§ Set task
Find the lines with "广金期货" in them and copy them out.

§ Listing
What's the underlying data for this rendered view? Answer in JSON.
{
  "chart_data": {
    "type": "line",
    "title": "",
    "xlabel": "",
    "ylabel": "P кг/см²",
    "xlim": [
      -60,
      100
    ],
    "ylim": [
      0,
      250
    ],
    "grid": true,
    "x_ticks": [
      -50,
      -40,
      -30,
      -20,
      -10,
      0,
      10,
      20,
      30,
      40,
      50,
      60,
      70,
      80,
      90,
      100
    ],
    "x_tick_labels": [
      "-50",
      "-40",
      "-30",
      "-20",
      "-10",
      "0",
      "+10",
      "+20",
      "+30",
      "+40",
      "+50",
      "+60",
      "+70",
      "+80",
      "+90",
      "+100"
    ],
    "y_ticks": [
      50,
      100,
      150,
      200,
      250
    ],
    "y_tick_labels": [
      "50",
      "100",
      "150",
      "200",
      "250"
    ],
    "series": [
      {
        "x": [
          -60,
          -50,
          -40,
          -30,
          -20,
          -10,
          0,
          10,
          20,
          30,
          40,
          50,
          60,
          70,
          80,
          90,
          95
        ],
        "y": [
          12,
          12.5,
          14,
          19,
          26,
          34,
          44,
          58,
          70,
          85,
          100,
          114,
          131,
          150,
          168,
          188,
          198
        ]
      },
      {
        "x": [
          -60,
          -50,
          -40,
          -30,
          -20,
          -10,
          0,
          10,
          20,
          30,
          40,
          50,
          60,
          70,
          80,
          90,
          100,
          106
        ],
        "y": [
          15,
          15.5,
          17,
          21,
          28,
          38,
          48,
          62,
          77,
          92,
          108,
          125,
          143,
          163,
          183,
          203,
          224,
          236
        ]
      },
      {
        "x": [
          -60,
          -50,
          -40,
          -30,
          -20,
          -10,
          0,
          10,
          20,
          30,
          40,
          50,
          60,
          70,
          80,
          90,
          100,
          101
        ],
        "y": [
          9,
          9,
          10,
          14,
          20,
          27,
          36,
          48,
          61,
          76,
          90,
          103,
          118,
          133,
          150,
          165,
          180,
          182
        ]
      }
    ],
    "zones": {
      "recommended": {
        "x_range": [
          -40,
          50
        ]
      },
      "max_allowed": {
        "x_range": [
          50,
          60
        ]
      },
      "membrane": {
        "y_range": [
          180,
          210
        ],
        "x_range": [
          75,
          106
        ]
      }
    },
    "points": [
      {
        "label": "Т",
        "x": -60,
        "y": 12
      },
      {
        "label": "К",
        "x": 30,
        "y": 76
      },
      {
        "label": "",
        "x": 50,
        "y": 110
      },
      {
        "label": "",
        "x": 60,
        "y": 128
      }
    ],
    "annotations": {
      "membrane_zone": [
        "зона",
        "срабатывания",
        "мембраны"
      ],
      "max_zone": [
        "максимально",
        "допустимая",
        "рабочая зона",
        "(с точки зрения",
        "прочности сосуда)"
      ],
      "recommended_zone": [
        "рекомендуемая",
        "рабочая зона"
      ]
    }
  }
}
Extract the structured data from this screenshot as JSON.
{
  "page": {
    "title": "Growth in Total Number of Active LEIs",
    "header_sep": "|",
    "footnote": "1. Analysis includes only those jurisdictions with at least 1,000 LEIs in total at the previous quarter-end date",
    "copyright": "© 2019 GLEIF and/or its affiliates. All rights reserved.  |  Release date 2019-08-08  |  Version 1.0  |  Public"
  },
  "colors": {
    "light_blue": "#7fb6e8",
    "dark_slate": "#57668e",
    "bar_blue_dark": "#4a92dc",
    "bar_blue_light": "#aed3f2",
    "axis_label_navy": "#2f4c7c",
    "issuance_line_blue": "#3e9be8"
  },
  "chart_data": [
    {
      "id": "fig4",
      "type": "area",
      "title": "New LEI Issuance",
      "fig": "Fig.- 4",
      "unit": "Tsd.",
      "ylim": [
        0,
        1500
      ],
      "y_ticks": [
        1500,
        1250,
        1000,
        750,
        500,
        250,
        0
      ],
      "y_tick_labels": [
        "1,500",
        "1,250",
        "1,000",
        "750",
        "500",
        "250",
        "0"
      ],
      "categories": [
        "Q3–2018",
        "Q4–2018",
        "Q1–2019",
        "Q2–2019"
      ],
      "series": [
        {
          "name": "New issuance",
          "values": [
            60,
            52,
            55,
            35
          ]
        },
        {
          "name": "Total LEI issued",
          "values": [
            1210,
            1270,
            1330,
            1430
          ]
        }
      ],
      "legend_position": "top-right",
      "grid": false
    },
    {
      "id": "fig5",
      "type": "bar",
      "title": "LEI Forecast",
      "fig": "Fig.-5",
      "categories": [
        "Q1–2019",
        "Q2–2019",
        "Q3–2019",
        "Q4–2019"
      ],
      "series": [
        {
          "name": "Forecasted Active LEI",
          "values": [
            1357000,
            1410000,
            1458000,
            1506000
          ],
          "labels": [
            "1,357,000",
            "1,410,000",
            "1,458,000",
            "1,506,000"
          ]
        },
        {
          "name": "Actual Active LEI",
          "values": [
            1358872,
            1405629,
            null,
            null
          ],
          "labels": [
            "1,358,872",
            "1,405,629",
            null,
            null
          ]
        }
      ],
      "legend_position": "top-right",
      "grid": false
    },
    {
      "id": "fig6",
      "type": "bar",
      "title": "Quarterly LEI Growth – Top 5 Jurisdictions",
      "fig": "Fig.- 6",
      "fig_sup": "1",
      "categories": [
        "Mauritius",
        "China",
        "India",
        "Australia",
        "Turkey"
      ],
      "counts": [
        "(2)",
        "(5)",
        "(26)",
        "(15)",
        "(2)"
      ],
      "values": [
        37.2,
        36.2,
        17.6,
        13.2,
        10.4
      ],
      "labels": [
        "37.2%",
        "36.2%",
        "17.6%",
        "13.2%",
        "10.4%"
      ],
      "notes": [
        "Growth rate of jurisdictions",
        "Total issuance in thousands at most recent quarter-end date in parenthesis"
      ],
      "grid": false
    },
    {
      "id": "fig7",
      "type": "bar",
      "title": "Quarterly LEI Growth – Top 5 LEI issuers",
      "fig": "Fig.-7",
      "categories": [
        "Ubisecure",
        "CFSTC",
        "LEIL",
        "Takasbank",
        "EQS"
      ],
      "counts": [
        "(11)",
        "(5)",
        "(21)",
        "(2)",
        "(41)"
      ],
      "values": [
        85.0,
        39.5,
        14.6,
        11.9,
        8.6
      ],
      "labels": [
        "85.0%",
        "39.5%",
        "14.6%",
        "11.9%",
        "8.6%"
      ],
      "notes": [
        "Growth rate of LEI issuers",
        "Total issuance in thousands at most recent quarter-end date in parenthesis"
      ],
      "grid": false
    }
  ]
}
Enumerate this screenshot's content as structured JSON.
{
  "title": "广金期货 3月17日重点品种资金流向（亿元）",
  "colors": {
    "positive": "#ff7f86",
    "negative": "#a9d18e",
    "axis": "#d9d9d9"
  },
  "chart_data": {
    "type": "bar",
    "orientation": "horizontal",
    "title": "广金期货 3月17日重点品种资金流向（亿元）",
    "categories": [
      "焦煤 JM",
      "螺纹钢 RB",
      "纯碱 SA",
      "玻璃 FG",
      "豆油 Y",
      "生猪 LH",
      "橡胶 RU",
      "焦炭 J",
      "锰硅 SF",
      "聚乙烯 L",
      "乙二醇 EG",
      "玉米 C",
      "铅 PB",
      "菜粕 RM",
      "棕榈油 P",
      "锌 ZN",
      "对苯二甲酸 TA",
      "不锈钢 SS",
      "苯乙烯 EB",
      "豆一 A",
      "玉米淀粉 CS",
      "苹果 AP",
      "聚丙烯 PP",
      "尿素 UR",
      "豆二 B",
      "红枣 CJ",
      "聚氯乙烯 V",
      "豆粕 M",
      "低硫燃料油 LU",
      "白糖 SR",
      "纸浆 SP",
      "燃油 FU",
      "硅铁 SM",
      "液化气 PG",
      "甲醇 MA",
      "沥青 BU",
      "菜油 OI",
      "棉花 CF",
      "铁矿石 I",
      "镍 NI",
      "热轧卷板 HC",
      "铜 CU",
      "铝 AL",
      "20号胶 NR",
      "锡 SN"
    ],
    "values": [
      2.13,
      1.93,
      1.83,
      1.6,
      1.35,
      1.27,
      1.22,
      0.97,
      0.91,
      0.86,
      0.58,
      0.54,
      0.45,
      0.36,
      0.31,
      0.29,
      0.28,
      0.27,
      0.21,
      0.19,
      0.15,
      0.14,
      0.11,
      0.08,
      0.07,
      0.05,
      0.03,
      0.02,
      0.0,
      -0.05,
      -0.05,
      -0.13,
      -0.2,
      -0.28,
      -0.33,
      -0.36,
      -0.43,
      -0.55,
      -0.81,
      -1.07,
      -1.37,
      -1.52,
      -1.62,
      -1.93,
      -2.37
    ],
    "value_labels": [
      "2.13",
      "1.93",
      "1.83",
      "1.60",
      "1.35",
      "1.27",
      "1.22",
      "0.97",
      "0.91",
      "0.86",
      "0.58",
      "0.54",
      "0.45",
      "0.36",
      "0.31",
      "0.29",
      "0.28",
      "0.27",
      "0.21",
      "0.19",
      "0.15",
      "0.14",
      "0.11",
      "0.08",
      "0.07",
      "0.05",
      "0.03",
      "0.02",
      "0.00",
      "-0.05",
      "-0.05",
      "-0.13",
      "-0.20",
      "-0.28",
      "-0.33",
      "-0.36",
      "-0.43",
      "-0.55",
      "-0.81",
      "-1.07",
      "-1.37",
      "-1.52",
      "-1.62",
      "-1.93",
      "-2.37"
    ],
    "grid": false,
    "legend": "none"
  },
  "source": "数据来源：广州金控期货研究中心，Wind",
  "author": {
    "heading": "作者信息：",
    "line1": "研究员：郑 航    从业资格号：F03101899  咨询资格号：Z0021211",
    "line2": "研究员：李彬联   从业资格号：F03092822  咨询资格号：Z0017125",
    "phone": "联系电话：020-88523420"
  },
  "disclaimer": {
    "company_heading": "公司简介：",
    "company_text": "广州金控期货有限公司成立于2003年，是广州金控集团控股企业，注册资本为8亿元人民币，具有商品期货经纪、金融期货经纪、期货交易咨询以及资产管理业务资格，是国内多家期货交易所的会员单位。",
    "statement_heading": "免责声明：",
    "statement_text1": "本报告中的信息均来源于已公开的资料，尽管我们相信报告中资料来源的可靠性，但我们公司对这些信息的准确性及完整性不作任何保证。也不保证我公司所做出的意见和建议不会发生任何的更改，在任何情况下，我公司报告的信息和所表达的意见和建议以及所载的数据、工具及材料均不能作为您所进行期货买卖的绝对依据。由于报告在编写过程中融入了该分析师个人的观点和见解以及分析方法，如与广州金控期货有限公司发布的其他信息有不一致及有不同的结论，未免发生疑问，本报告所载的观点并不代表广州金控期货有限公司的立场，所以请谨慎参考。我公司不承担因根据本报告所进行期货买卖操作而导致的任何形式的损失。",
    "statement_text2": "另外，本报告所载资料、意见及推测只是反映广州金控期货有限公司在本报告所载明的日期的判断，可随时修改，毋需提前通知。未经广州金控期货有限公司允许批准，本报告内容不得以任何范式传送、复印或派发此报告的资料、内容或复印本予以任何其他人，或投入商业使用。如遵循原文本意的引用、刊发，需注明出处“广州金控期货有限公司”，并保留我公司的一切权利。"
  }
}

§ Expected output
  "title": "广金期货 3月17日重点品种资金流向（亿元）",
    "title": "广金期货 3月17日重点品种资金流向（亿元）",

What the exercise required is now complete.